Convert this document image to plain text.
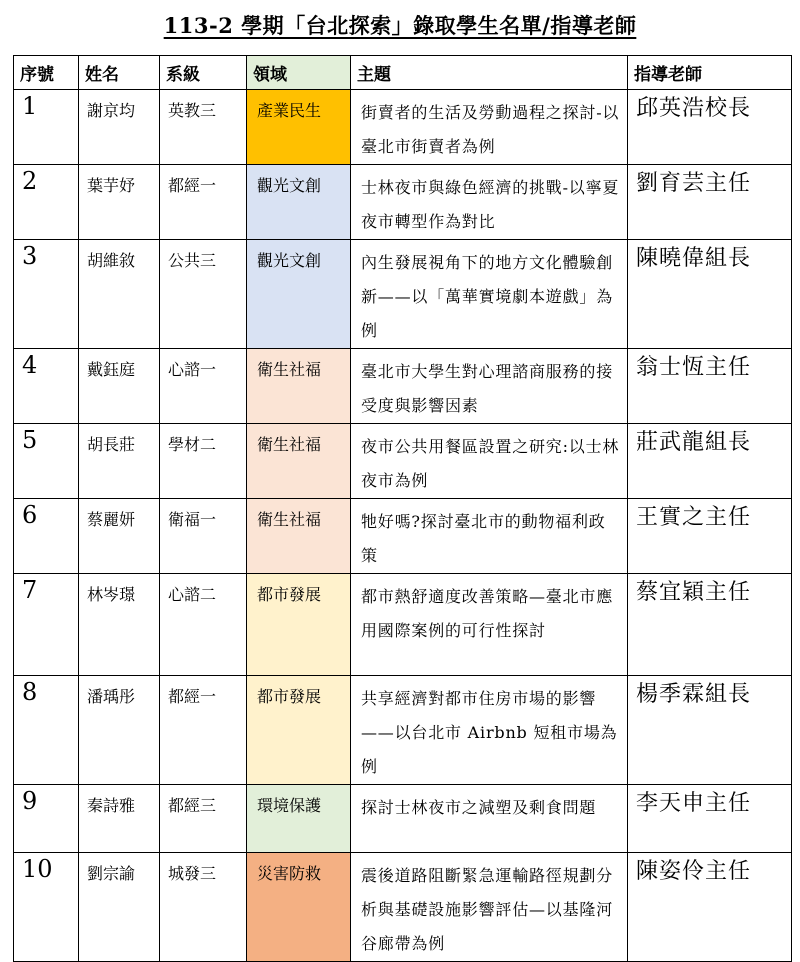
113-2 學期「台北探索」錄取學生名單/指導老師
序號	姓名	系級	領域	主題	指導老師
1	謝京均	英教三	產業民生	街賣者的生活及勞動過程之探討-以臺北市街賣者為例	邱英浩校長
2	葉芋妤	都經一	觀光文創	士林夜市與綠色經濟的挑戰-以寧夏夜市轉型作為對比	劉育芸主任
3	胡維敘	公共三	觀光文創	內生發展視角下的地方文化體驗創新——以「萬華實境劇本遊戲」為例	陳曉偉組長
4	戴鈺庭	心諮一	衛生社福	臺北市大學生對心理諮商服務的接受度與影響因素	翁士恆主任
5	胡長莊	學材二	衛生社福	夜市公共用餐區設置之研究:以士林夜市為例	莊武龍組長
6	蔡麗妍	衛福一	衛生社福	牠好嗎?探討臺北市的動物福利政策	王實之主任
7	林岑璟	心諮二	都市發展	都市熱舒適度改善策略—臺北市應用國際案例的可行性探討	蔡宜穎主任
8	潘瑀彤	都經一	都市發展	共享經濟對都市住房市場的影響——以台北市 Airbnb 短租市場為例	楊季霖組長
9	秦詩雅	都經三	環境保護	探討士林夜市之減塑及剩食問題	李天申主任
10	劉宗諭	城發三	災害防救	震後道路阻斷緊急運輸路徑規劃分析與基礎設施影響評估—以基隆河谷廊帶為例	陳姿伶主任
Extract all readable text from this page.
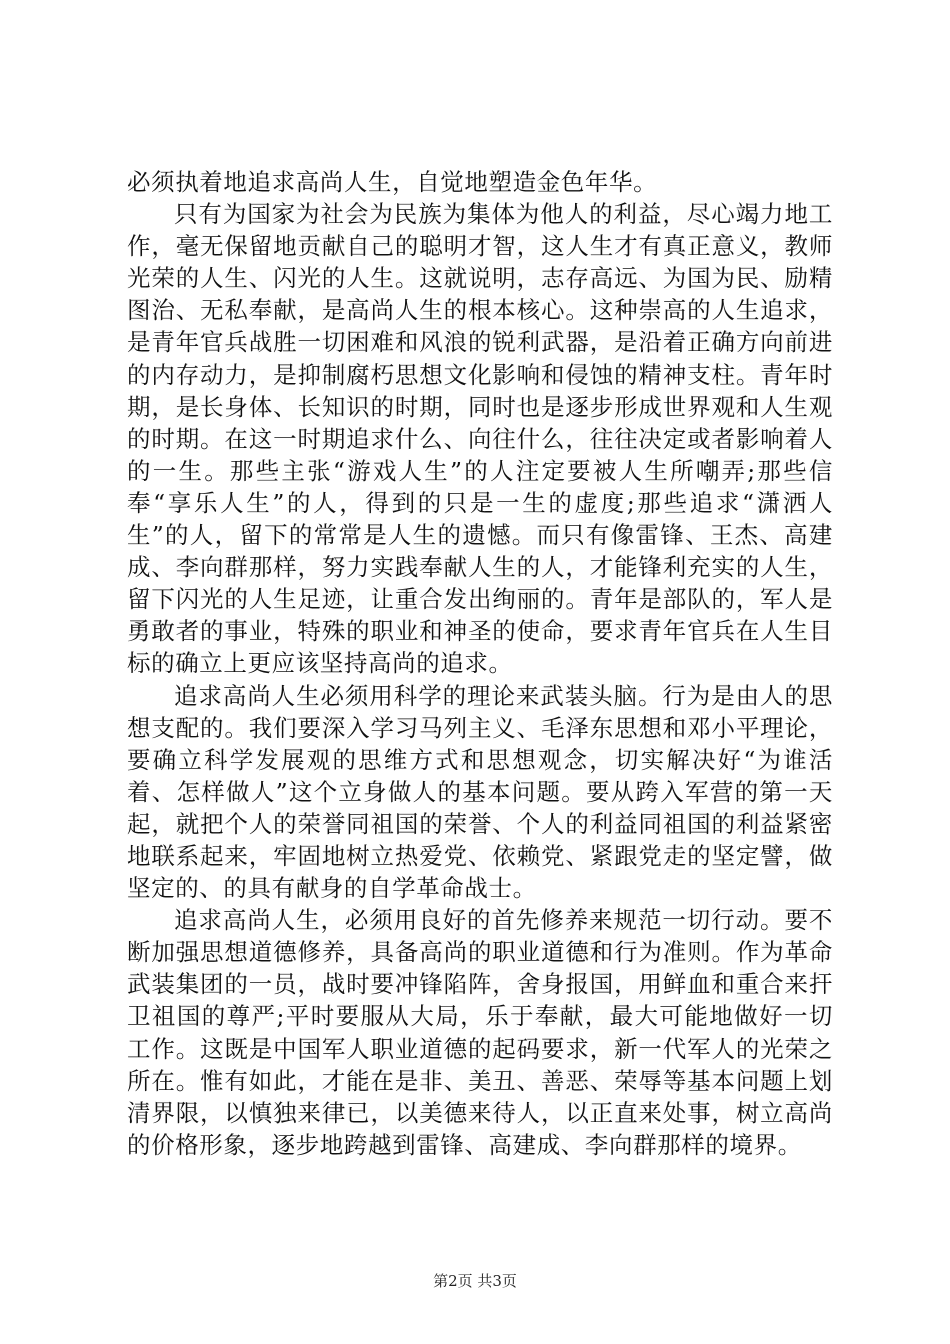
必须执着地追求高尚人生，自觉地塑造金色年华。

只有为国家为社会为民族为集体为他人的利益，尽心竭力地工作，毫无保留地贡献自己的聪明才智，这人生才有真正意义，教师光荣的人生、闪光的人生。这就说明，志存高远、为国为民、励精图治、无私奉献，是高尚人生的根本核心。这种崇高的人生追求，是青年官兵战胜一切困难和风浪的锐利武器，是沿着正确方向前进的内存动力，是抑制腐朽思想文化影响和侵蚀的精神支柱。青年时期，是长身体、长知识的时期，同时也是逐步形成世界观和人生观的时期。在这一时期追求什么、向往什么，往往决定或者影响着人的一生。那些主张“游戏人生”的人注定要被人生所嘲弄;那些信奉“享乐人生”的人，得到的只是一生的虚度;那些追求“潇洒人生”的人，留下的常常是人生的遗憾。而只有像雷锋、王杰、高建成、李向群那样，努力实践奉献人生的人，才能锋利充实的人生，留下闪光的人生足迹，让重合发出绚丽的。青年是部队的，军人是勇敢者的事业，特殊的职业和神圣的使命，要求青年官兵在人生目标的确立上更应该坚持高尚的追求。

追求高尚人生必须用科学的理论来武装头脑。行为是由人的思想支配的。我们要深入学习马列主义、毛泽东思想和邓小平理论，要确立科学发展观的思维方式和思想观念，切实解决好“为谁活着、怎样做人”这个立身做人的基本问题。要从跨入军营的第一天起，就把个人的荣誉同祖国的荣誉、个人的利益同祖国的利益紧密地联系起来，牢固地树立热爱党、依赖党、紧跟党走的坚定譬，做坚定的、的具有献身的自学革命战士。

追求高尚人生，必须用良好的首先修养来规范一切行动。要不断加强思想道德修养，具备高尚的职业道德和行为准则。作为革命武装集团的一员，战时要冲锋陷阵，舍身报国，用鲜血和重合来扞卫祖国的尊严;平时要服从大局，乐于奉献，最大可能地做好一切工作。这既是中国军人职业道德的起码要求，新一代军人的光荣之所在。惟有如此，才能在是非、美丑、善恶、荣辱等基本问题上划清界限，以慎独来律已，以美德来待人，以正直来处事，树立高尚的价格形象，逐步地跨越到雷锋、高建成、李向群那样的境界。

第2页 共3页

:::

* [What to work on]:
Only the number is wanted: how many lines in the data include the word "都市發展"?

* [Output for this task]:
2